Do this :: Here are some records; copy every line that holds the word "стандартов".

* BEGIN Material shown *

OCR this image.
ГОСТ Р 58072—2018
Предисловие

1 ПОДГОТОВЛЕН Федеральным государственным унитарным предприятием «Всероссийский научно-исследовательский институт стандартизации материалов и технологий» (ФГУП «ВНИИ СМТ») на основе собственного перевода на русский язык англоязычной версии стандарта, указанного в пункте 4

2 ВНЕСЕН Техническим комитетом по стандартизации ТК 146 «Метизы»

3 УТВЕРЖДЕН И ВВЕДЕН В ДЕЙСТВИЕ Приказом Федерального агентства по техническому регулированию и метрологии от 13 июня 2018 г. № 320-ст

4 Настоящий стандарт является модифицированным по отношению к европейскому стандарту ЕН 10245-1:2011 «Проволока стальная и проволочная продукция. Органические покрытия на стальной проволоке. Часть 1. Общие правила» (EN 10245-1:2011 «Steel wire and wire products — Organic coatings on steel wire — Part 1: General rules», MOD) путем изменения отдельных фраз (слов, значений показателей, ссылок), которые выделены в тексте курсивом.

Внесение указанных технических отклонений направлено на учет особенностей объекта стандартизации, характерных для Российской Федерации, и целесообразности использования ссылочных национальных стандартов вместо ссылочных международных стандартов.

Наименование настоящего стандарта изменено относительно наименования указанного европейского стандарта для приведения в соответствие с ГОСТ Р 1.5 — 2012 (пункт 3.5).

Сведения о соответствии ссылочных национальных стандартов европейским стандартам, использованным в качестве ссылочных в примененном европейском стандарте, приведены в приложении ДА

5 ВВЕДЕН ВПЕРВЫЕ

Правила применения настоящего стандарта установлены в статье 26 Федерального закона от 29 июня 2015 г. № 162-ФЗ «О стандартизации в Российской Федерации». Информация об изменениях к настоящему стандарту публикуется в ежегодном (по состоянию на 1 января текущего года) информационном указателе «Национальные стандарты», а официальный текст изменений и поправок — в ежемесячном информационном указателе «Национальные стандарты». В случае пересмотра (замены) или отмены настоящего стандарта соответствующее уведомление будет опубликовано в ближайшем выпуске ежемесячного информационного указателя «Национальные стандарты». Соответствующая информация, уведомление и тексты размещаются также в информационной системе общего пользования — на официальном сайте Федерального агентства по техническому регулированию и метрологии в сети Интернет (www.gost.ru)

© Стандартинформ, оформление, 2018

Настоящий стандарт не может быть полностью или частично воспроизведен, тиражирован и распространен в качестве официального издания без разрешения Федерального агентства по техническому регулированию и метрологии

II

* END Material shown *
* BEGIN Material shown *

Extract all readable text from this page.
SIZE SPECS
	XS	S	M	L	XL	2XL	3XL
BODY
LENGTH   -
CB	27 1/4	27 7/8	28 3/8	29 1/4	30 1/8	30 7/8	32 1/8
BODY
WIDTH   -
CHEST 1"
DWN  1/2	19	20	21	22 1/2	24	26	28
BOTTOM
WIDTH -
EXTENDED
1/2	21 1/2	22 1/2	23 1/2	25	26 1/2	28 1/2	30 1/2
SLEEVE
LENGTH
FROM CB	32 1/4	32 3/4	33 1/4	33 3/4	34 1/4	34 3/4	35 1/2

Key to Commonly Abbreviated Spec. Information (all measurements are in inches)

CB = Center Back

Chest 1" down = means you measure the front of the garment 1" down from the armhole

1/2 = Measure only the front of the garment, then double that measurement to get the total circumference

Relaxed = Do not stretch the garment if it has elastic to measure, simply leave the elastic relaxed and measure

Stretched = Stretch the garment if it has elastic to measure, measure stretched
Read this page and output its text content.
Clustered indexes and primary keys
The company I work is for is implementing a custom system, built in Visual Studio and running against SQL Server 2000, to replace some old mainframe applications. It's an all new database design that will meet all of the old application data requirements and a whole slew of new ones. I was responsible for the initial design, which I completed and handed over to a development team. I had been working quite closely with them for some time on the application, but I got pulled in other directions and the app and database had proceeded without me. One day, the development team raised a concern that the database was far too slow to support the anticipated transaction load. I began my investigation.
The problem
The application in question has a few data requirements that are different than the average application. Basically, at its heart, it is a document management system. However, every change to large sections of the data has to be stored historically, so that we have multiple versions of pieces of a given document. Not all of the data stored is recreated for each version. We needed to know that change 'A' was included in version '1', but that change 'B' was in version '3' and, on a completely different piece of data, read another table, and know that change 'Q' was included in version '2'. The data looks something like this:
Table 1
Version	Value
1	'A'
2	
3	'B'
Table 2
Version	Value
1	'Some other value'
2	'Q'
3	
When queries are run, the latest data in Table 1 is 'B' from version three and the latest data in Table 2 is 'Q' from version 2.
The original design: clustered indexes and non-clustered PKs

* END Material shown *
* BEGIN Material shown *

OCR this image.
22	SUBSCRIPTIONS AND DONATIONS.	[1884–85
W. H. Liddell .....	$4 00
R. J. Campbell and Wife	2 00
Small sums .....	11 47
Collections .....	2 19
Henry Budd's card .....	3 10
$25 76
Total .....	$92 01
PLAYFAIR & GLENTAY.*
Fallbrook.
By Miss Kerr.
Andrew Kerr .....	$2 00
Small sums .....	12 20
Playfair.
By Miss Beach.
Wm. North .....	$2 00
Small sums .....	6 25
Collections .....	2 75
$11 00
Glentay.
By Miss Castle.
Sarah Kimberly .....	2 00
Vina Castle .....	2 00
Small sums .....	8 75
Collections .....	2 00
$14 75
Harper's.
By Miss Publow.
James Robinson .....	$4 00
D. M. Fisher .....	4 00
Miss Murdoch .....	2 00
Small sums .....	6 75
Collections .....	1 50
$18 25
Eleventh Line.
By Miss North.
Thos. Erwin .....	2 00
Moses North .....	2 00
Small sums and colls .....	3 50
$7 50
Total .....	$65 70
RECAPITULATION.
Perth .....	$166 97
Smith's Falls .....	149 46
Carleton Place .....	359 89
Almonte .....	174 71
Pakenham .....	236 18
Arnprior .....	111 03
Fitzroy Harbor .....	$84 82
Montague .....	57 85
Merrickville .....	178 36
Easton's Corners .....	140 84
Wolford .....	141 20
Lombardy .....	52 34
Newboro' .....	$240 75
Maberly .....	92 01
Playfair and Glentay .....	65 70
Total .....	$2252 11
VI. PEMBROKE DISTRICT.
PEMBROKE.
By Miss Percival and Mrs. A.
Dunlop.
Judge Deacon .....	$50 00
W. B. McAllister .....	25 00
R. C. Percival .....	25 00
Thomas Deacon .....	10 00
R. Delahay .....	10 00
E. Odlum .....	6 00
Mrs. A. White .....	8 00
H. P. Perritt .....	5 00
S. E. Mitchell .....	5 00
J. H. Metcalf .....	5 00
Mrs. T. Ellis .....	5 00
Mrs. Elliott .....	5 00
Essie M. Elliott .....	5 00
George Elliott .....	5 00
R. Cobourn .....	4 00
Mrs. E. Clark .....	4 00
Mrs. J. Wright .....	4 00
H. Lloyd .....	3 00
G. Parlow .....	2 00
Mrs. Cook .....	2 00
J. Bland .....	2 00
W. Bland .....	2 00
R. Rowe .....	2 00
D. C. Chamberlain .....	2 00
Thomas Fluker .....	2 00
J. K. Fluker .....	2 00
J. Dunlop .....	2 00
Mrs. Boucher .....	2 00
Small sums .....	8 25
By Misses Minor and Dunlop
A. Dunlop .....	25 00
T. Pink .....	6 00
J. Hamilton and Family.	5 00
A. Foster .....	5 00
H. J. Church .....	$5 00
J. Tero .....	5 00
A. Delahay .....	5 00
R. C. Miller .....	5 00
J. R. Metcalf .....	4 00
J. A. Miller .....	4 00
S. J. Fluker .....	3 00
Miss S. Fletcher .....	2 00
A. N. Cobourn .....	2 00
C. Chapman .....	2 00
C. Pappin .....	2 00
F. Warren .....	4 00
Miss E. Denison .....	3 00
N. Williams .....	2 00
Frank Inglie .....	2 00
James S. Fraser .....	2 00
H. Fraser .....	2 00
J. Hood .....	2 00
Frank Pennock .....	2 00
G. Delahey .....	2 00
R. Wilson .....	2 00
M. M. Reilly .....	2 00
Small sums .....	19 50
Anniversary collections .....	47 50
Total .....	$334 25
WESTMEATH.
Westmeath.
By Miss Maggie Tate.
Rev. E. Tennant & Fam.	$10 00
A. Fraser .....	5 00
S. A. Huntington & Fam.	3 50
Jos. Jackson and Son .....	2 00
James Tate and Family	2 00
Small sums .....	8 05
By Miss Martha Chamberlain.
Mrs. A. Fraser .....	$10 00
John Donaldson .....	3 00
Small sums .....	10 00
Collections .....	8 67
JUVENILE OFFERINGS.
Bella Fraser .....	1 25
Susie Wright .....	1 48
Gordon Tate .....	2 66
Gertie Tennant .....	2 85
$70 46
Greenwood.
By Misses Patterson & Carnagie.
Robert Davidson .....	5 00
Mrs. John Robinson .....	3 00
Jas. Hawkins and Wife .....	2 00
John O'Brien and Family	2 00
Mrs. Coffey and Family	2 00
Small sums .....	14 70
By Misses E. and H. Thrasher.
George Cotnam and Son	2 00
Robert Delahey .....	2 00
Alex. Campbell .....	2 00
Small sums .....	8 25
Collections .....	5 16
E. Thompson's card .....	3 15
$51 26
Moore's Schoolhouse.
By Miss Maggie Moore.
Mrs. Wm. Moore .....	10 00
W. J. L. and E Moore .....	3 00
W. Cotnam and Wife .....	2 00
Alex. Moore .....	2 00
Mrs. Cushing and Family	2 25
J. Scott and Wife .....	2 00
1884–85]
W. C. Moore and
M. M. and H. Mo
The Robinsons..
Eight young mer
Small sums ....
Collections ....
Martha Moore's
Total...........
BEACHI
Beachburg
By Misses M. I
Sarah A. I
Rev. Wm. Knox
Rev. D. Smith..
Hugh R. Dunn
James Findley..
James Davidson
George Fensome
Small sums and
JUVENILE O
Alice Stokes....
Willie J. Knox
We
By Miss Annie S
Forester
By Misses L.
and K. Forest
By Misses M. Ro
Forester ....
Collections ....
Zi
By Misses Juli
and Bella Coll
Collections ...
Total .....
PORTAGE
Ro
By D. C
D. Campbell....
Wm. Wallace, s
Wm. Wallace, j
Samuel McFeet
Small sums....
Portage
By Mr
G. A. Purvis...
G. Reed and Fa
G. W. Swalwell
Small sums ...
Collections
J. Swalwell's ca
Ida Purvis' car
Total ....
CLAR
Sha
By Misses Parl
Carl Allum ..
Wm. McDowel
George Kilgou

* END Material shown *

Exercise response ::
Внесение указанных технических отклонений направлено на учет особенностей объекта стандартизации, характерных для Российской Федерации, и целесообразности использования ссылочных национальных стандартов вместо ссылочных международных стандартов.
Сведения о соответствии ссылочных национальных стандартов европейским стандартам, использованным в качестве ссылочных в примененном европейском стандарте, приведены в приложении ДА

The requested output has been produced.